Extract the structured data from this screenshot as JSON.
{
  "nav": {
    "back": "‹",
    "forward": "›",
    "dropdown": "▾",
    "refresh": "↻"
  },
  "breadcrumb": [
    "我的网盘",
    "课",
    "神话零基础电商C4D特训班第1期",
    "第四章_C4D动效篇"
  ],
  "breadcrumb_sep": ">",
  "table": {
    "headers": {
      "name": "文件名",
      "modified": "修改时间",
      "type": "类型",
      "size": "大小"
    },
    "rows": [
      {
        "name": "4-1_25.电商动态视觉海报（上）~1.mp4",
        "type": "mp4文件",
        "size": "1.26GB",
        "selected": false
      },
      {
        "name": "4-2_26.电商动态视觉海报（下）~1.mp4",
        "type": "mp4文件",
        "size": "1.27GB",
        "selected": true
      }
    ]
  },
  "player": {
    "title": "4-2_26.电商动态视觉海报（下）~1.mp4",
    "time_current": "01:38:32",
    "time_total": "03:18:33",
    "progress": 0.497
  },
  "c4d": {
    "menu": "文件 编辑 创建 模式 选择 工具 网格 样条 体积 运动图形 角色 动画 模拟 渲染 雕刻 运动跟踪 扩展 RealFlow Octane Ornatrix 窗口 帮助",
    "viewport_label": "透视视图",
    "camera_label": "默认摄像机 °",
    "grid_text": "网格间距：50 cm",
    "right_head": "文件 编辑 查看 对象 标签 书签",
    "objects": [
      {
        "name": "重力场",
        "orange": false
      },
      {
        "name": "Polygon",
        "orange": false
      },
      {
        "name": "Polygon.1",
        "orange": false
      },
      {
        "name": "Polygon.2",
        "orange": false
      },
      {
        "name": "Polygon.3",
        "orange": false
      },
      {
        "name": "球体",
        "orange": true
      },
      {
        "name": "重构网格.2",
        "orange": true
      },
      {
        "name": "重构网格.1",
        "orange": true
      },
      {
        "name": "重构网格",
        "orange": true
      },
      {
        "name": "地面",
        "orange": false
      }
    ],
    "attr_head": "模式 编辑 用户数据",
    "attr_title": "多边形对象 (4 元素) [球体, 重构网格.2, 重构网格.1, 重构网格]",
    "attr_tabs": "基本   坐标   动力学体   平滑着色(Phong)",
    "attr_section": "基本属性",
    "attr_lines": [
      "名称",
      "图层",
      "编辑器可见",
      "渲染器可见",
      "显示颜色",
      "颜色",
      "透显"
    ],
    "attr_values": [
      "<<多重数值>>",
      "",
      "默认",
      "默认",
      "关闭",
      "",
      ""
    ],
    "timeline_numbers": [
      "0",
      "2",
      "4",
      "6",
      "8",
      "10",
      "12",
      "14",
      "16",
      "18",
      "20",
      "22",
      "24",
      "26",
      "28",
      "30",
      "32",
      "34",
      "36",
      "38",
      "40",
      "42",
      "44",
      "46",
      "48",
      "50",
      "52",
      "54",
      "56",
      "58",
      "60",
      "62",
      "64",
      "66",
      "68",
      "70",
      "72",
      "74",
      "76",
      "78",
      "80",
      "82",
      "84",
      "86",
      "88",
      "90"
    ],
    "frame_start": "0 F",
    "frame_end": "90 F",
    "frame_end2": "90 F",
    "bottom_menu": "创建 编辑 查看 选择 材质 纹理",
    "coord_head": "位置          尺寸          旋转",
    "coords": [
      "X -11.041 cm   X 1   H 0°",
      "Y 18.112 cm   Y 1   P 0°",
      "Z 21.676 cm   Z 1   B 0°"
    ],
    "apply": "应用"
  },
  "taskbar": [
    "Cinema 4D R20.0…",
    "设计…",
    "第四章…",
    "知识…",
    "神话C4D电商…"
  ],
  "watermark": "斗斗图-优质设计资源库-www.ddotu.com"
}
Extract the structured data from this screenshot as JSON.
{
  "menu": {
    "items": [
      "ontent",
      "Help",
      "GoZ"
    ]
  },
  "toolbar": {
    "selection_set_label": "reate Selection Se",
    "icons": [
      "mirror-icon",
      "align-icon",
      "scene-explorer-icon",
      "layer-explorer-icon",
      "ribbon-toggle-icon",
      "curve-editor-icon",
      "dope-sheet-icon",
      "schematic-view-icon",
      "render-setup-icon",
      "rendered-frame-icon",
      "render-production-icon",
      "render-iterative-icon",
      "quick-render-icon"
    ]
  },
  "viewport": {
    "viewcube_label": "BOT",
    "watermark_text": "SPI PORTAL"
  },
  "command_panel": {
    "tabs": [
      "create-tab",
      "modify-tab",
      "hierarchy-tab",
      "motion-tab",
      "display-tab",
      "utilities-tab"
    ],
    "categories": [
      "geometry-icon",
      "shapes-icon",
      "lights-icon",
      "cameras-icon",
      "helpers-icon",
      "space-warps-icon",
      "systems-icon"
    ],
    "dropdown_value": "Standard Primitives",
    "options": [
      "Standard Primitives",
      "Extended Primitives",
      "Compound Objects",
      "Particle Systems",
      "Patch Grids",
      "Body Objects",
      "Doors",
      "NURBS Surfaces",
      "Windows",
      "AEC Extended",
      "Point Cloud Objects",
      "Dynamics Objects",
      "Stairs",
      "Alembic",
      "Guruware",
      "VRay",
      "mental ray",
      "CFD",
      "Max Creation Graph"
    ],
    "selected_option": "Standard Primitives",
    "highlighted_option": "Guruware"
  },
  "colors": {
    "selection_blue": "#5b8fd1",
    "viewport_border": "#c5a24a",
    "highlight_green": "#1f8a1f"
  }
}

^^^^^^^^^^^^^^^^

> **AIM OF THE EXERCISE**
Exactly as they are written, print the entries again.

> **RESULT OF THIS TASK**
Extract the structured data from this screenshot as JSON.
{
  "nav": {
    "back": "‹",
    "forward": "›",
    "dropdown": "▾",
    "refresh": "↻"
  },
  "breadcrumb": [
    "我的网盘",
    "课",
    "神话零基础电商C4D特训班第1期",
    "第四章_C4D动效篇"
  ],
  "breadcrumb_sep": ">",
  "table": {
    "headers": {
      "name": "文件名",
      "modified": "修改时间",
      "type": "类型",
      "size": "大小"
    },
    "rows": [
      {
        "name": "4-1_25.电商动态视觉海报（上）~1.mp4",
        "type": "mp4文件",
        "size": "1.26GB",
        "selected": false
      },
      {
        "name": "4-2_26.电商动态视觉海报（下）~1.mp4",
        "type": "mp4文件",
        "size": "1.27GB",
        "selected": true
      }
    ]
  },
  "player": {
    "title": "4-2_26.电商动态视觉海报（下）~1.mp4",
    "time_current": "01:38:32",
    "time_total": "03:18:33",
    "progress": 0.497
  },
  "c4d": {
    "menu": "文件 编辑 创建 模式 选择 工具 网格 样条 体积 运动图形 角色 动画 模拟 渲染 雕刻 运动跟踪 扩展 RealFlow Octane Ornatrix 窗口 帮助",
    "viewport_label": "透视视图",
    "camera_label": "默认摄像机 °",
    "grid_text": "网格间距：50 cm",
    "right_head": "文件 编辑 查看 对象 标签 书签",
    "objects": [
      {
        "name": "重力场",
        "orange": false
      },
      {
        "name": "Polygon",
        "orange": false
      },
      {
        "name": "Polygon.1",
        "orange": false
      },
      {
        "name": "Polygon.2",
        "orange": false
      },
      {
        "name": "Polygon.3",
        "orange": false
      },
      {
        "name": "球体",
        "orange": true
      },
      {
        "name": "重构网格.2",
        "orange": true
      },
      {
        "name": "重构网格.1",
        "orange": true
      },
      {
        "name": "重构网格",
        "orange": true
      },
      {
        "name": "地面",
        "orange": false
      }
    ],
    "attr_head": "模式 编辑 用户数据",
    "attr_title": "多边形对象 (4 元素) [球体, 重构网格.2, 重构网格.1, 重构网格]",
    "attr_tabs": "基本   坐标   动力学体   平滑着色(Phong)",
    "attr_section": "基本属性",
    "attr_lines": [
      "名称",
      "图层",
      "编辑器可见",
      "渲染器可见",
      "显示颜色",
      "颜色",
      "透显"
    ],
    "attr_values": [
      "<<多重数值>>",
      "",
      "默认",
      "默认",
      "关闭",
      "",
      ""
    ],
    "timeline_numbers": [
      "0",
      "2",
      "4",
      "6",
      "8",
      "10",
      "12",
      "14",
      "16",
      "18",
      "20",
      "22",
      "24",
      "26",
      "28",
      "30",
      "32",
      "34",
      "36",
      "38",
      "40",
      "42",
      "44",
      "46",
      "48",
      "50",
      "52",
      "54",
      "56",
      "58",
      "60",
      "62",
      "64",
      "66",
      "68",
      "70",
      "72",
      "74",
      "76",
      "78",
      "80",
      "82",
      "84",
      "86",
      "88",
      "90"
    ],
    "frame_start": "0 F",
    "frame_end": "90 F",
    "frame_end2": "90 F",
    "bottom_menu": "创建 编辑 查看 选择 材质 纹理",
    "coord_head": "位置          尺寸          旋转",
    "coords": [
      "X -11.041 cm   X 1   H 0°",
      "Y 18.112 cm   Y 1   P 0°",
      "Z 21.676 cm   Z 1   B 0°"
    ],
    "apply": "应用"
  },
  "taskbar": [
    "Cinema 4D R20.0…",
    "设计…",
    "第四章…",
    "知识…",
    "神话C4D电商…"
  ],
  "watermark": "斗斗图-优质设计资源库-www.ddotu.com"
}
Extract the structured data from this screenshot as JSON.
{
  "menu": {
    "items": [
      "ontent",
      "Help",
      "GoZ"
    ]
  },
  "toolbar": {
    "selection_set_label": "reate Selection Se",
    "icons": [
      "mirror-icon",
      "align-icon",
      "scene-explorer-icon",
      "layer-explorer-icon",
      "ribbon-toggle-icon",
      "curve-editor-icon",
      "dope-sheet-icon",
      "schematic-view-icon",
      "render-setup-icon",
      "rendered-frame-icon",
      "render-production-icon",
      "render-iterative-icon",
      "quick-render-icon"
    ]
  },
  "viewport": {
    "viewcube_label": "BOT",
    "watermark_text": "SPI PORTAL"
  },
  "command_panel": {
    "tabs": [
      "create-tab",
      "modify-tab",
      "hierarchy-tab",
      "motion-tab",
      "display-tab",
      "utilities-tab"
    ],
    "categories": [
      "geometry-icon",
      "shapes-icon",
      "lights-icon",
      "cameras-icon",
      "helpers-icon",
      "space-warps-icon",
      "systems-icon"
    ],
    "dropdown_value": "Standard Primitives",
    "options": [
      "Standard Primitives",
      "Extended Primitives",
      "Compound Objects",
      "Particle Systems",
      "Patch Grids",
      "Body Objects",
      "Doors",
      "NURBS Surfaces",
      "Windows",
      "AEC Extended",
      "Point Cloud Objects",
      "Dynamics Objects",
      "Stairs",
      "Alembic",
      "Guruware",
      "VRay",
      "mental ray",
      "CFD",
      "Max Creation Graph"
    ],
    "selected_option": "Standard Primitives",
    "highlighted_option": "Guruware"
  },
  "colors": {
    "selection_blue": "#5b8fd1",
    "viewport_border": "#c5a24a",
    "highlight_green": "#1f8a1f"
  }
}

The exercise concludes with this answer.